__Exercise__. Search the entries below. Return every line that has "makine" in it.
### Provided material
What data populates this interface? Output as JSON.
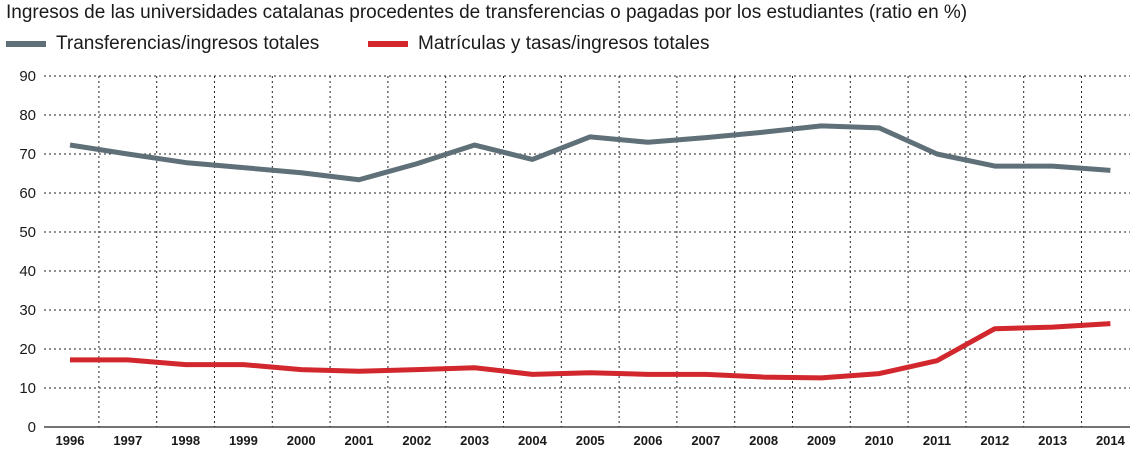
{
  "chart_data": {
    "type": "line",
    "title": "Ingresos de las universidades catalanas procedentes de transferencias o pagadas por los estudiantes (ratio en %)",
    "xlabel": "",
    "ylabel": "",
    "categories": [
      "1996",
      "1997",
      "1998",
      "1999",
      "2000",
      "2001",
      "2002",
      "2003",
      "2004",
      "2005",
      "2006",
      "2007",
      "2008",
      "2009",
      "2010",
      "2011",
      "2012",
      "2013",
      "2014"
    ],
    "yticks": [
      "0",
      "10",
      "20",
      "30",
      "40",
      "50",
      "60",
      "70",
      "80",
      "90"
    ],
    "ylim": [
      0,
      90
    ],
    "grid": true,
    "legend_position": "top-left",
    "series": [
      {
        "name": "Transferencias/ingresos totales",
        "color": "#5f7078",
        "values": [
          72.3,
          70.0,
          67.8,
          66.5,
          65.2,
          63.4,
          67.5,
          72.3,
          68.6,
          74.4,
          73.0,
          74.2,
          75.6,
          77.2,
          76.7,
          70.0,
          66.9,
          66.9,
          65.8
        ]
      },
      {
        "name": "Matrículas y tasas/ingresos totales",
        "color": "#d2272d",
        "values": [
          17.2,
          17.2,
          16.0,
          16.0,
          14.7,
          14.3,
          14.7,
          15.2,
          13.5,
          13.9,
          13.5,
          13.5,
          12.8,
          12.6,
          13.7,
          17.0,
          25.2,
          25.6,
          26.5
        ]
      }
    ]
  }
}
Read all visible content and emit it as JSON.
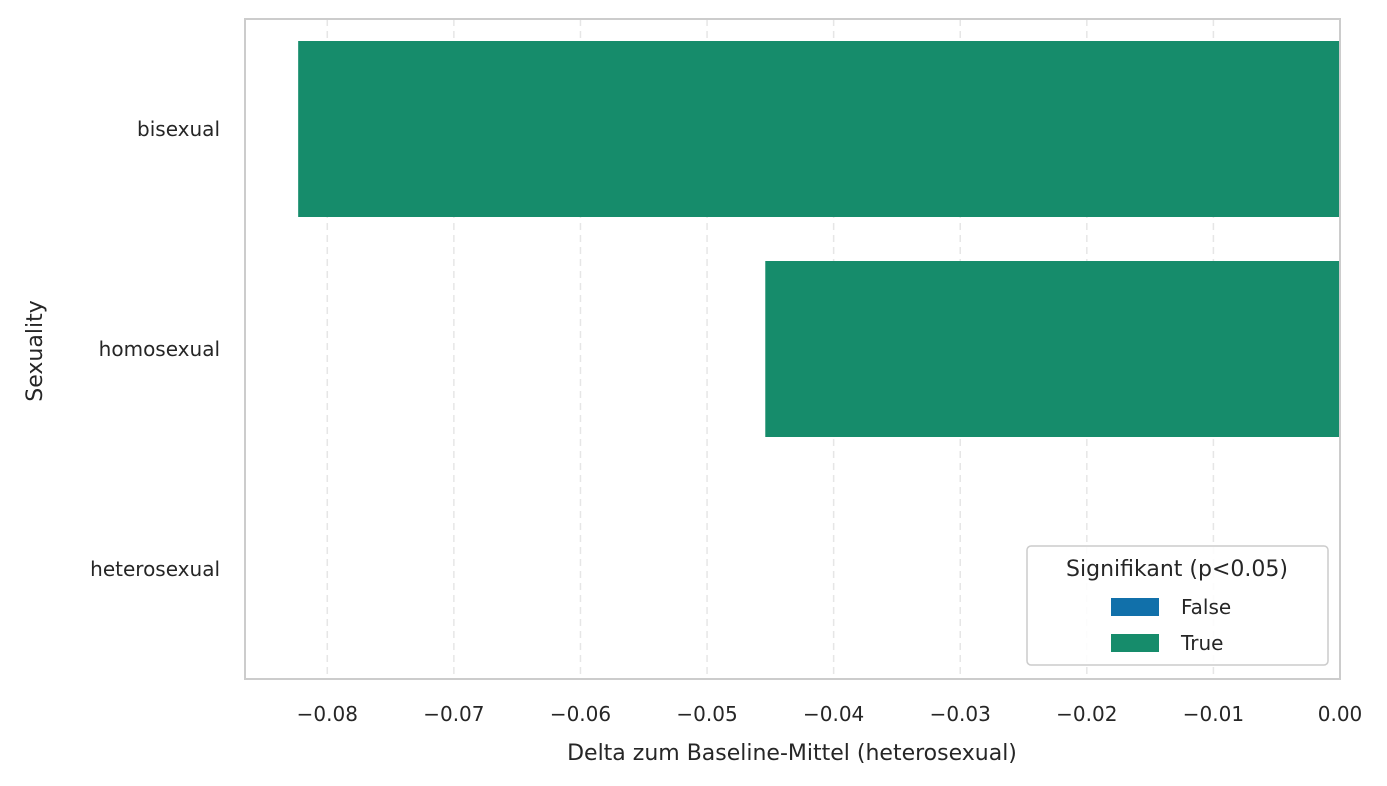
{
  "chart_data": {
    "type": "bar",
    "orientation": "horizontal",
    "categories": [
      "bisexual",
      "homosexual",
      "heterosexual"
    ],
    "values": [
      -0.0823,
      -0.0454,
      0.0
    ],
    "significant": [
      true,
      true,
      false
    ],
    "xlabel": "Delta zum Baseline-Mittel (heterosexual)",
    "ylabel": "Sexuality",
    "xlim": [
      -0.0865,
      0.0
    ],
    "xticks": [
      -0.08,
      -0.07,
      -0.06,
      -0.05,
      -0.04,
      -0.03,
      -0.02,
      -0.01,
      0.0
    ],
    "xtick_labels": [
      "−0.08",
      "−0.07",
      "−0.06",
      "−0.05",
      "−0.04",
      "−0.03",
      "−0.02",
      "−0.01",
      "0.00"
    ],
    "grid": "x, dashed",
    "legend": {
      "title": "Signifikant (p<0.05)",
      "placement": "lower-right",
      "entries": [
        {
          "label": "False",
          "color": "#1170aa"
        },
        {
          "label": "True",
          "color": "#168c6b"
        }
      ]
    },
    "colors": {
      "False": "#1170aa",
      "True": "#168c6b"
    }
  }
}
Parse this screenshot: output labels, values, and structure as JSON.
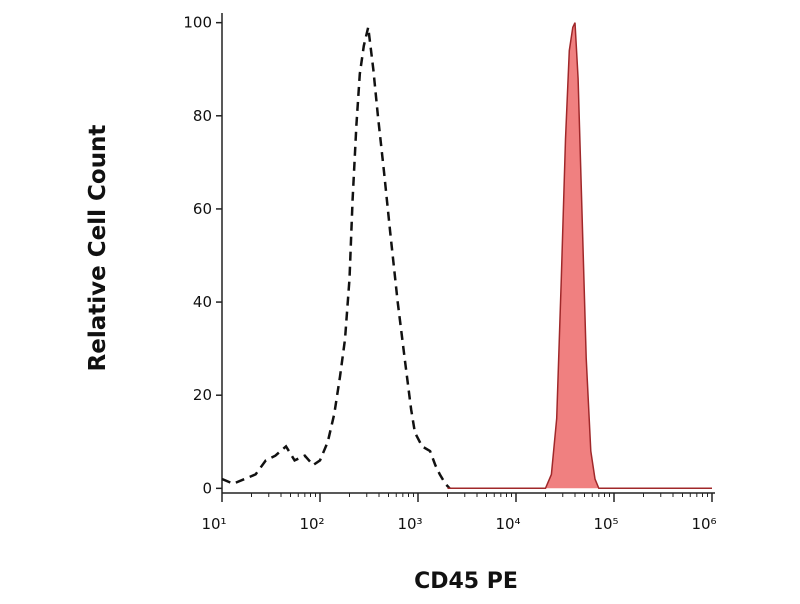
{
  "chart_data": {
    "type": "histogram-overlay",
    "xlabel": "CD45 PE",
    "ylabel": "Relative Cell Count",
    "xscale": "log",
    "xlim": [
      10,
      1000000
    ],
    "xticks": [
      {
        "value": 10,
        "label": "10¹"
      },
      {
        "value": 100,
        "label": "10²"
      },
      {
        "value": 1000,
        "label": "10³"
      },
      {
        "value": 10000,
        "label": "10⁴"
      },
      {
        "value": 100000,
        "label": "10⁵"
      },
      {
        "value": 1000000,
        "label": "10⁶"
      }
    ],
    "ylim": [
      -1,
      101
    ],
    "yticks": [
      0,
      20,
      40,
      60,
      80,
      100
    ],
    "series": [
      {
        "color": "#111111",
        "style": "dashed",
        "filled": false,
        "x": [
          10,
          13,
          17,
          22,
          28,
          35,
          45,
          55,
          70,
          85,
          100,
          120,
          140,
          160,
          180,
          200,
          215,
          235,
          255,
          280,
          310,
          350,
          390,
          450,
          520,
          620,
          740,
          850,
          930,
          1100,
          1330,
          1500,
          1670,
          1900,
          2100
        ],
        "values": [
          2,
          1,
          2,
          3,
          6,
          7,
          9,
          6,
          7,
          5,
          6,
          10,
          16,
          24,
          32,
          45,
          62,
          78,
          89,
          95,
          99,
          90,
          80,
          68,
          55,
          40,
          27,
          17,
          12,
          9,
          8,
          5,
          3,
          1,
          0
        ]
      },
      {
        "color": "#f08080",
        "edge": "#a0282a",
        "style": "solid",
        "filled": true,
        "x": [
          2000,
          10000,
          18000,
          20000,
          23000,
          26000,
          29000,
          32000,
          35000,
          38000,
          40000,
          43000,
          47000,
          52000,
          58000,
          64000,
          70000,
          100000,
          1000000
        ],
        "values": [
          0,
          0,
          0,
          0,
          3,
          15,
          45,
          75,
          94,
          99,
          100,
          88,
          60,
          28,
          8,
          2,
          0,
          0,
          0
        ]
      }
    ]
  }
}
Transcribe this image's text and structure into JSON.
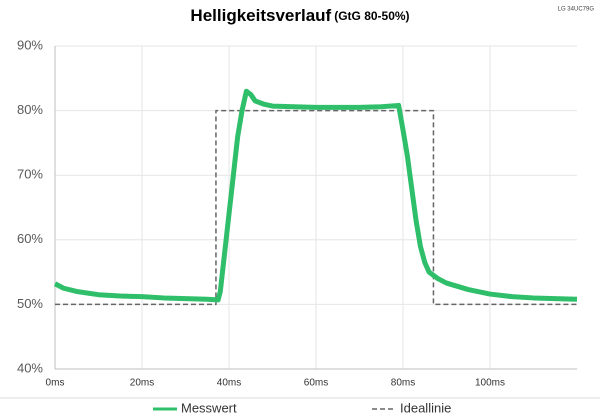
{
  "chart_data": {
    "type": "line",
    "title": "Helligkeitsverlauf",
    "subtitle": "(GtG 80-50%)",
    "annotation": "LG 34UC79G",
    "xlim": [
      0,
      120
    ],
    "xticks": [
      {
        "value": 0,
        "label": "0ms"
      },
      {
        "value": 20,
        "label": "20ms"
      },
      {
        "value": 40,
        "label": "40ms"
      },
      {
        "value": 60,
        "label": "60ms"
      },
      {
        "value": 80,
        "label": "80ms"
      },
      {
        "value": 100,
        "label": "100ms"
      }
    ],
    "ylim": [
      40,
      90
    ],
    "yticks": [
      {
        "value": 40,
        "label": "40%"
      },
      {
        "value": 50,
        "label": "50%"
      },
      {
        "value": 60,
        "label": "60%"
      },
      {
        "value": 70,
        "label": "70%"
      },
      {
        "value": 80,
        "label": "80%"
      },
      {
        "value": 90,
        "label": "90%"
      }
    ],
    "grid": true,
    "series": [
      {
        "name": "Messwert",
        "color": "#2fbf6a",
        "dashed": false,
        "x": [
          0,
          2,
          5,
          10,
          15,
          20,
          25,
          30,
          35,
          37.5,
          38,
          39,
          40,
          41,
          42,
          43,
          44,
          45,
          46,
          48,
          50,
          55,
          60,
          65,
          70,
          75,
          79,
          80,
          81,
          82,
          83,
          84,
          85,
          86,
          88,
          90,
          95,
          100,
          105,
          110,
          115,
          120
        ],
        "values": [
          53.2,
          52.5,
          52,
          51.5,
          51.3,
          51.2,
          51,
          50.9,
          50.8,
          50.7,
          52,
          58,
          64,
          70,
          76,
          80,
          83,
          82.5,
          81.5,
          81,
          80.7,
          80.6,
          80.5,
          80.5,
          80.5,
          80.6,
          80.8,
          77,
          73,
          68,
          63,
          59,
          56.5,
          55,
          54,
          53.3,
          52.3,
          51.6,
          51.2,
          51,
          50.9,
          50.8
        ]
      },
      {
        "name": "Ideallinie",
        "color": "#666666",
        "dashed": true,
        "x": [
          0,
          37,
          37,
          87,
          87,
          120
        ],
        "values": [
          50,
          50,
          80,
          80,
          50,
          50
        ]
      }
    ]
  }
}
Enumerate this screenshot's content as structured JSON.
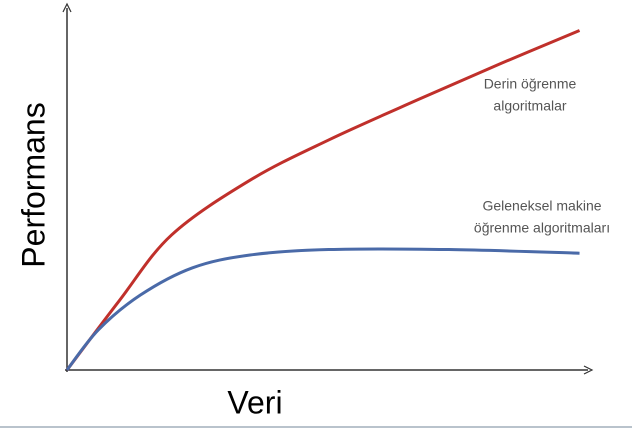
{
  "chart_data": {
    "type": "line",
    "xlabel": "Veri",
    "ylabel": "Performans",
    "xlim": [
      0,
      100
    ],
    "ylim": [
      0,
      100
    ],
    "series": [
      {
        "name": "Derin öğrenme algoritmalar",
        "color": "#c0302b",
        "x": [
          0,
          10,
          20,
          35,
          50,
          67,
          83,
          98
        ],
        "values": [
          0,
          19,
          37,
          52,
          63,
          74,
          84,
          93
        ]
      },
      {
        "name": "Geleneksel makine öğrenme algoritmaları",
        "color": "#4a6aa8",
        "x": [
          0,
          6,
          14,
          24,
          35,
          50,
          73,
          98
        ],
        "values": [
          0,
          11,
          20.5,
          28,
          31.5,
          33,
          33,
          32
        ]
      }
    ],
    "annotations": [
      {
        "series": 0,
        "lines": [
          "Derin öğrenme",
          "algoritmalar"
        ]
      },
      {
        "series": 1,
        "lines": [
          "Geleneksel makine",
          "öğrenme algoritmaları"
        ]
      }
    ]
  }
}
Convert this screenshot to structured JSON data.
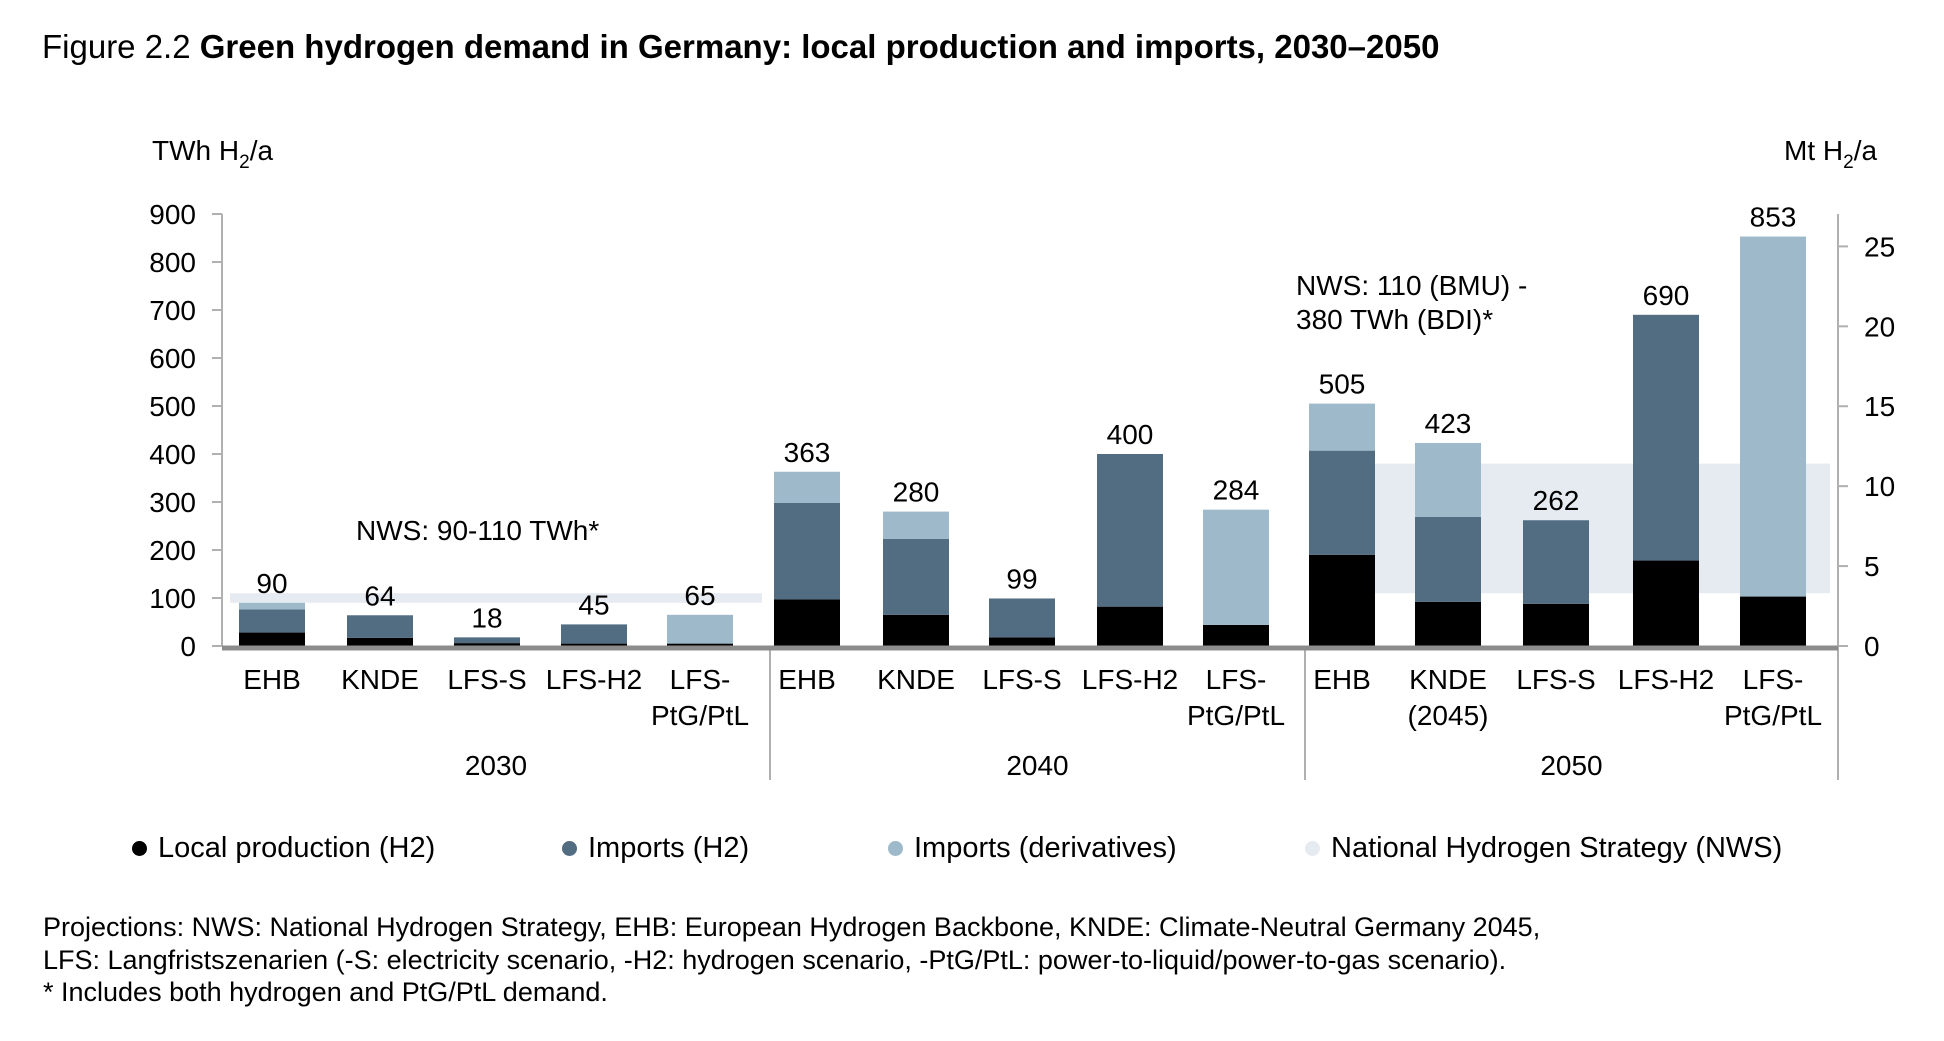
{
  "figure": {
    "number": "Figure 2.2",
    "title": "Green hydrogen demand in Germany: local production and imports, 2030–2050"
  },
  "chart_data": {
    "type": "bar",
    "stacked": true,
    "title": "Green hydrogen demand in Germany: local production and imports, 2030–2050",
    "ylabel": "TWh H2/a",
    "ylabel_parts": {
      "main": "TWh H",
      "sub": "2",
      "tail": "/a"
    },
    "y2label": "Mt H2/a",
    "y2label_parts": {
      "main": "Mt H",
      "sub": "2",
      "tail": "/a"
    },
    "ylim": [
      0,
      900
    ],
    "yticks": [
      0,
      100,
      200,
      300,
      400,
      500,
      600,
      700,
      800,
      900
    ],
    "y2lim": [
      0,
      27
    ],
    "y2ticks": [
      0,
      5,
      10,
      15,
      20,
      25
    ],
    "twh_per_mt": 33.3,
    "grid": false,
    "legend_position": "bottom",
    "groups": [
      {
        "label": "2030",
        "categories": [
          {
            "label": [
              "EHB"
            ],
            "total_label": "90"
          },
          {
            "label": [
              "KNDE"
            ],
            "total_label": "64"
          },
          {
            "label": [
              "LFS-S"
            ],
            "total_label": "18"
          },
          {
            "label": [
              "LFS-H2"
            ],
            "total_label": "45"
          },
          {
            "label": [
              "LFS-",
              "PtG/PtL"
            ],
            "total_label": "65"
          }
        ]
      },
      {
        "label": "2040",
        "categories": [
          {
            "label": [
              "EHB"
            ],
            "total_label": "363"
          },
          {
            "label": [
              "KNDE"
            ],
            "total_label": "280"
          },
          {
            "label": [
              "LFS-S"
            ],
            "total_label": "99"
          },
          {
            "label": [
              "LFS-H2"
            ],
            "total_label": "400"
          },
          {
            "label": [
              "LFS-",
              "PtG/PtL"
            ],
            "total_label": "284"
          }
        ]
      },
      {
        "label": "2050",
        "categories": [
          {
            "label": [
              "EHB"
            ],
            "total_label": "505"
          },
          {
            "label": [
              "KNDE",
              "(2045)"
            ],
            "total_label": "423"
          },
          {
            "label": [
              "LFS-S"
            ],
            "total_label": "262"
          },
          {
            "label": [
              "LFS-H2"
            ],
            "total_label": "690"
          },
          {
            "label": [
              "LFS-",
              "PtG/PtL"
            ],
            "total_label": "853"
          }
        ]
      }
    ],
    "series": [
      {
        "name": "Local production (H2)",
        "color": "#000000",
        "values": [
          28,
          17,
          6,
          5,
          5,
          97,
          65,
          18,
          82,
          44,
          190,
          92,
          88,
          178,
          103
        ]
      },
      {
        "name": "Imports (H2)",
        "color": "#526c82",
        "values": [
          48,
          47,
          12,
          40,
          0,
          201,
          158,
          81,
          318,
          0,
          217,
          177,
          174,
          512,
          0
        ]
      },
      {
        "name": "Imports (derivatives)",
        "color": "#9db9ca",
        "values": [
          14,
          0,
          0,
          0,
          60,
          65,
          57,
          0,
          0,
          240,
          98,
          154,
          0,
          0,
          750
        ]
      }
    ],
    "totals": [
      90,
      64,
      18,
      45,
      65,
      363,
      280,
      99,
      400,
      284,
      505,
      423,
      262,
      690,
      853
    ],
    "nws_bands": [
      {
        "name": "National Hydrogen Strategy (NWS)",
        "group": "2030",
        "range": [
          90,
          110
        ],
        "annotation": [
          "NWS: 90-110 TWh*"
        ]
      },
      {
        "name": "National Hydrogen Strategy (NWS)",
        "group": "2050",
        "range": [
          110,
          380
        ],
        "annotation": [
          "NWS: 110 (BMU) -",
          "380 TWh (BDI)*"
        ]
      }
    ],
    "nws_color": "#e6ebf2"
  },
  "legend": [
    {
      "label": "Local production (H2)",
      "color": "#000000"
    },
    {
      "label": "Imports (H2)",
      "color": "#526c82"
    },
    {
      "label": "Imports (derivatives)",
      "color": "#9db9ca"
    },
    {
      "label": "National Hydrogen Strategy (NWS)",
      "color": "#e6ebf2"
    }
  ],
  "notes": [
    "Projections: NWS: National Hydrogen Strategy, EHB: European Hydrogen Backbone, KNDE: Climate-Neutral Germany 2045,",
    "LFS: Langfristszenarien (-S: electricity scenario, -H2: hydrogen scenario, -PtG/PtL: power-to-liquid/power-to-gas scenario).",
    "* Includes both hydrogen and PtG/PtL demand."
  ]
}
######
__Worked answer__.
        "name": "Geleneksel makine öğrenme algoritmaları",
          "Geleneksel makine",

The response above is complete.